start Excerpted data

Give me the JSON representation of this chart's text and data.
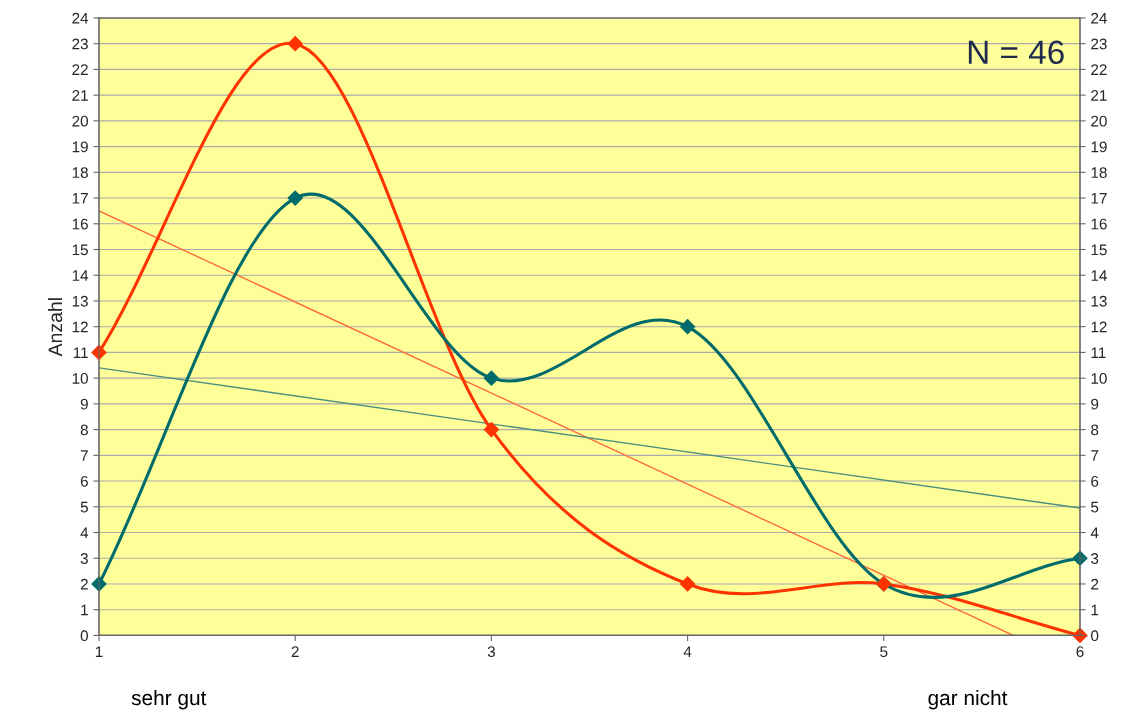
{
  "chart_data": {
    "type": "line",
    "ylabel": "Anzahl",
    "x": [
      1,
      2,
      3,
      4,
      5,
      6
    ],
    "series": [
      {
        "color": "#ff3300",
        "values": [
          11,
          23,
          8,
          2,
          2,
          0
        ],
        "marker": "diamond"
      },
      {
        "color": "#006b6b",
        "values": [
          2,
          17,
          10,
          12,
          2,
          3
        ],
        "marker": "diamond"
      },
      {
        "type": "line",
        "color": "#ff6a3d",
        "x": [
          1,
          5.66
        ],
        "values": [
          16.5,
          0
        ],
        "marker": "none"
      },
      {
        "type": "line",
        "color": "#4d8f80",
        "x": [
          1,
          6
        ],
        "values": [
          10.4,
          4.95
        ],
        "marker": "none"
      }
    ],
    "xlim": [
      1,
      6
    ],
    "xticks": [
      1,
      2,
      3,
      4,
      5,
      6
    ],
    "ylim": [
      0,
      24
    ],
    "yticks": [
      0,
      1,
      2,
      3,
      4,
      5,
      6,
      7,
      8,
      9,
      10,
      11,
      12,
      13,
      14,
      15,
      16,
      17,
      18,
      19,
      20,
      21,
      22,
      23,
      24
    ],
    "y2lim": [
      0,
      24
    ],
    "y2ticks": [
      0,
      1,
      2,
      3,
      4,
      5,
      6,
      7,
      8,
      9,
      10,
      11,
      12,
      13,
      14,
      15,
      16,
      17,
      18,
      19,
      20,
      21,
      22,
      23,
      24
    ],
    "grid": "y",
    "legend": false,
    "annotations": [
      "N = 46",
      "sehr gut",
      "gar nicht"
    ]
  }
}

end Excerpted data

*Task instructions:* Copy every record character for character. Skip the pictures.

*Worked solution:*
Give me the JSON representation of this chart's text and data.
{
  "chart_data": {
    "type": "line",
    "ylabel": "Anzahl",
    "x": [
      1,
      2,
      3,
      4,
      5,
      6
    ],
    "series": [
      {
        "color": "#ff3300",
        "values": [
          11,
          23,
          8,
          2,
          2,
          0
        ],
        "marker": "diamond"
      },
      {
        "color": "#006b6b",
        "values": [
          2,
          17,
          10,
          12,
          2,
          3
        ],
        "marker": "diamond"
      },
      {
        "type": "line",
        "color": "#ff6a3d",
        "x": [
          1,
          5.66
        ],
        "values": [
          16.5,
          0
        ],
        "marker": "none"
      },
      {
        "type": "line",
        "color": "#4d8f80",
        "x": [
          1,
          6
        ],
        "values": [
          10.4,
          4.95
        ],
        "marker": "none"
      }
    ],
    "xlim": [
      1,
      6
    ],
    "xticks": [
      1,
      2,
      3,
      4,
      5,
      6
    ],
    "ylim": [
      0,
      24
    ],
    "yticks": [
      0,
      1,
      2,
      3,
      4,
      5,
      6,
      7,
      8,
      9,
      10,
      11,
      12,
      13,
      14,
      15,
      16,
      17,
      18,
      19,
      20,
      21,
      22,
      23,
      24
    ],
    "y2lim": [
      0,
      24
    ],
    "y2ticks": [
      0,
      1,
      2,
      3,
      4,
      5,
      6,
      7,
      8,
      9,
      10,
      11,
      12,
      13,
      14,
      15,
      16,
      17,
      18,
      19,
      20,
      21,
      22,
      23,
      24
    ],
    "grid": "y",
    "legend": false,
    "annotations": [
      "N = 46",
      "sehr gut",
      "gar nicht"
    ]
  }
}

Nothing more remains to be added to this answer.